Reproduce every entry exactly.

> [Records excerpted from a collection]
"""

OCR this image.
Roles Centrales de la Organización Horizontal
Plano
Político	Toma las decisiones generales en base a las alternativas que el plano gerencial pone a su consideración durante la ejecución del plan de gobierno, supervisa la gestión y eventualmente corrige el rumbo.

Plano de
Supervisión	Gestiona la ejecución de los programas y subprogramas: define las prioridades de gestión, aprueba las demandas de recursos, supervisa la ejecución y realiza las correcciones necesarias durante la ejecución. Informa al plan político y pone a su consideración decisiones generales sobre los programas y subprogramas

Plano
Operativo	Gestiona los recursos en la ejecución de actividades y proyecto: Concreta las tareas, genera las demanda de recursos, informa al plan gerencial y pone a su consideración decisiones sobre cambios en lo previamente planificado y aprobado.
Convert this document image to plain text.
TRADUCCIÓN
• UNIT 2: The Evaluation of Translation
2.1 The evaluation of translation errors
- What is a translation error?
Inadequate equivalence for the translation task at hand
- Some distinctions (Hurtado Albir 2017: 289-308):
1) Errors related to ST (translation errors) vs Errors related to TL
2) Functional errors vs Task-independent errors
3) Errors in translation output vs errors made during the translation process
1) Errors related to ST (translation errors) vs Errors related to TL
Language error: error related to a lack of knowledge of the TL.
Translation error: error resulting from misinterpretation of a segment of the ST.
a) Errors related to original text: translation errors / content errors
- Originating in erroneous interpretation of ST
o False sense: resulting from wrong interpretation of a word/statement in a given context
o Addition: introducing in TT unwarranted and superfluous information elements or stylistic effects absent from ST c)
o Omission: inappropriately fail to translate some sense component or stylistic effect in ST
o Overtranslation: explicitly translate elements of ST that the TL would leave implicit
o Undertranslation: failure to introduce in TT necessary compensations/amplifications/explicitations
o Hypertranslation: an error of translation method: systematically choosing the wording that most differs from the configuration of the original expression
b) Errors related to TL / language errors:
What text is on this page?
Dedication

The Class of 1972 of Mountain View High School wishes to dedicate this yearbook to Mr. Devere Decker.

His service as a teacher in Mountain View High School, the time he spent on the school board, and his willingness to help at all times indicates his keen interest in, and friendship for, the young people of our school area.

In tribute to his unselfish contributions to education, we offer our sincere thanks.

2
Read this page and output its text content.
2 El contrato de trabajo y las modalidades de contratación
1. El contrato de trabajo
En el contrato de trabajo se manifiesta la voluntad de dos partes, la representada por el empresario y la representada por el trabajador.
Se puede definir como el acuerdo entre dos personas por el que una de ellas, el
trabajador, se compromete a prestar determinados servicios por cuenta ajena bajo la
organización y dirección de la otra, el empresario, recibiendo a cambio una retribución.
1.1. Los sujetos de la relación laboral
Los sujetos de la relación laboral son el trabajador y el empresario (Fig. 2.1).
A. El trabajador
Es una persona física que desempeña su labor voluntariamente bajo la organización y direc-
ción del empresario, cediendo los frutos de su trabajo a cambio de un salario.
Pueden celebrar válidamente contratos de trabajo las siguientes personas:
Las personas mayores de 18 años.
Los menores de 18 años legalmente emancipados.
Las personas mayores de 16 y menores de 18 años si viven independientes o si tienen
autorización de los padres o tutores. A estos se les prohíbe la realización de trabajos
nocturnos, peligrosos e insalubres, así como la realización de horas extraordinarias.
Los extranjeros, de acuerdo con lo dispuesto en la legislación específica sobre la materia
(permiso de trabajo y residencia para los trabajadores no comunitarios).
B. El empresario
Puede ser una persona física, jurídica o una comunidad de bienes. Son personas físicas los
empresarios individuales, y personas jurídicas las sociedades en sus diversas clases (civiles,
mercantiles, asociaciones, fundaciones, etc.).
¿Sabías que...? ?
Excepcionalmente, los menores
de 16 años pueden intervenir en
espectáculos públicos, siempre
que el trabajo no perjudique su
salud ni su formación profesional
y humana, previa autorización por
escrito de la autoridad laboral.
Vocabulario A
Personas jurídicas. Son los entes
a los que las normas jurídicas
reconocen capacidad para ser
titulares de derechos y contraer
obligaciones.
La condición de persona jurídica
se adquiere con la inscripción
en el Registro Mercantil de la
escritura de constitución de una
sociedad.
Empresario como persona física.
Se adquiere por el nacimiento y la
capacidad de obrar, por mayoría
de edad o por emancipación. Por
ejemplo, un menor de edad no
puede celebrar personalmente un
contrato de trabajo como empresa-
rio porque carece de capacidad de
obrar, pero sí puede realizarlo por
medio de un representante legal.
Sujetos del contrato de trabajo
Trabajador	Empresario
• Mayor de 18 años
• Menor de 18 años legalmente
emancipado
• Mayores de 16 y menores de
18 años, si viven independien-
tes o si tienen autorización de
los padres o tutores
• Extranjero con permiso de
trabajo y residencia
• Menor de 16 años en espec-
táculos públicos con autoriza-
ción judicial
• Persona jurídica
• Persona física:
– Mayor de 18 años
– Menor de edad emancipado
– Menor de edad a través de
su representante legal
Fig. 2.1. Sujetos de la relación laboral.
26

"""

> [CORRECT OUTPUT]
OCR this image.
Roles Centrales de la Organización Horizontal
Plano
Político	Toma las decisiones generales en base a las alternativas que el plano gerencial pone a su consideración durante la ejecución del plan de gobierno, supervisa la gestión y eventualmente corrige el rumbo.

Plano de
Supervisión	Gestiona la ejecución de los programas y subprogramas: define las prioridades de gestión, aprueba las demandas de recursos, supervisa la ejecución y realiza las correcciones necesarias durante la ejecución. Informa al plan político y pone a su consideración decisiones generales sobre los programas y subprogramas

Plano
Operativo	Gestiona los recursos en la ejecución de actividades y proyecto: Concreta las tareas, genera las demanda de recursos, informa al plan gerencial y pone a su consideración decisiones sobre cambios en lo previamente planificado y aprobado.
Convert this document image to plain text.
TRADUCCIÓN
• UNIT 2: The Evaluation of Translation
2.1 The evaluation of translation errors
- What is a translation error?
Inadequate equivalence for the translation task at hand
- Some distinctions (Hurtado Albir 2017: 289-308):
1) Errors related to ST (translation errors) vs Errors related to TL
2) Functional errors vs Task-independent errors
3) Errors in translation output vs errors made during the translation process
1) Errors related to ST (translation errors) vs Errors related to TL
Language error: error related to a lack of knowledge of the TL.
Translation error: error resulting from misinterpretation of a segment of the ST.
a) Errors related to original text: translation errors / content errors
- Originating in erroneous interpretation of ST
o False sense: resulting from wrong interpretation of a word/statement in a given context
o Addition: introducing in TT unwarranted and superfluous information elements or stylistic effects absent from ST c)
o Omission: inappropriately fail to translate some sense component or stylistic effect in ST
o Overtranslation: explicitly translate elements of ST that the TL would leave implicit
o Undertranslation: failure to introduce in TT necessary compensations/amplifications/explicitations
o Hypertranslation: an error of translation method: systematically choosing the wording that most differs from the configuration of the original expression
b) Errors related to TL / language errors:
What text is on this page?
Dedication

The Class of 1972 of Mountain View High School wishes to dedicate this yearbook to Mr. Devere Decker.

His service as a teacher in Mountain View High School, the time he spent on the school board, and his willingness to help at all times indicates his keen interest in, and friendship for, the young people of our school area.

In tribute to his unselfish contributions to education, we offer our sincere thanks.

2
Read this page and output its text content.
2 El contrato de trabajo y las modalidades de contratación
1. El contrato de trabajo
En el contrato de trabajo se manifiesta la voluntad de dos partes, la representada por el empresario y la representada por el trabajador.
Se puede definir como el acuerdo entre dos personas por el que una de ellas, el
trabajador, se compromete a prestar determinados servicios por cuenta ajena bajo la
organización y dirección de la otra, el empresario, recibiendo a cambio una retribución.
1.1. Los sujetos de la relación laboral
Los sujetos de la relación laboral son el trabajador y el empresario (Fig. 2.1).
A. El trabajador
Es una persona física que desempeña su labor voluntariamente bajo la organización y direc-
ción del empresario, cediendo los frutos de su trabajo a cambio de un salario.
Pueden celebrar válidamente contratos de trabajo las siguientes personas:
Las personas mayores de 18 años.
Los menores de 18 años legalmente emancipados.
Las personas mayores de 16 y menores de 18 años si viven independientes o si tienen
autorización de los padres o tutores. A estos se les prohíbe la realización de trabajos
nocturnos, peligrosos e insalubres, así como la realización de horas extraordinarias.
Los extranjeros, de acuerdo con lo dispuesto en la legislación específica sobre la materia
(permiso de trabajo y residencia para los trabajadores no comunitarios).
B. El empresario
Puede ser una persona física, jurídica o una comunidad de bienes. Son personas físicas los
empresarios individuales, y personas jurídicas las sociedades en sus diversas clases (civiles,
mercantiles, asociaciones, fundaciones, etc.).
¿Sabías que...? ?
Excepcionalmente, los menores
de 16 años pueden intervenir en
espectáculos públicos, siempre
que el trabajo no perjudique su
salud ni su formación profesional
y humana, previa autorización por
escrito de la autoridad laboral.
Vocabulario A
Personas jurídicas. Son los entes
a los que las normas jurídicas
reconocen capacidad para ser
titulares de derechos y contraer
obligaciones.
La condición de persona jurídica
se adquiere con la inscripción
en el Registro Mercantil de la
escritura de constitución de una
sociedad.
Empresario como persona física.
Se adquiere por el nacimiento y la
capacidad de obrar, por mayoría
de edad o por emancipación. Por
ejemplo, un menor de edad no
puede celebrar personalmente un
contrato de trabajo como empresa-
rio porque carece de capacidad de
obrar, pero sí puede realizarlo por
medio de un representante legal.
Sujetos del contrato de trabajo
Trabajador	Empresario
• Mayor de 18 años
• Menor de 18 años legalmente
emancipado
• Mayores de 16 y menores de
18 años, si viven independien-
tes o si tienen autorización de
los padres o tutores
• Extranjero con permiso de
trabajo y residencia
• Menor de 16 años en espec-
táculos públicos con autoriza-
ción judicial
• Persona jurídica
• Persona física:
– Mayor de 18 años
– Menor de edad emancipado
– Menor de edad a través de
su representante legal
Fig. 2.1. Sujetos de la relación laboral.
26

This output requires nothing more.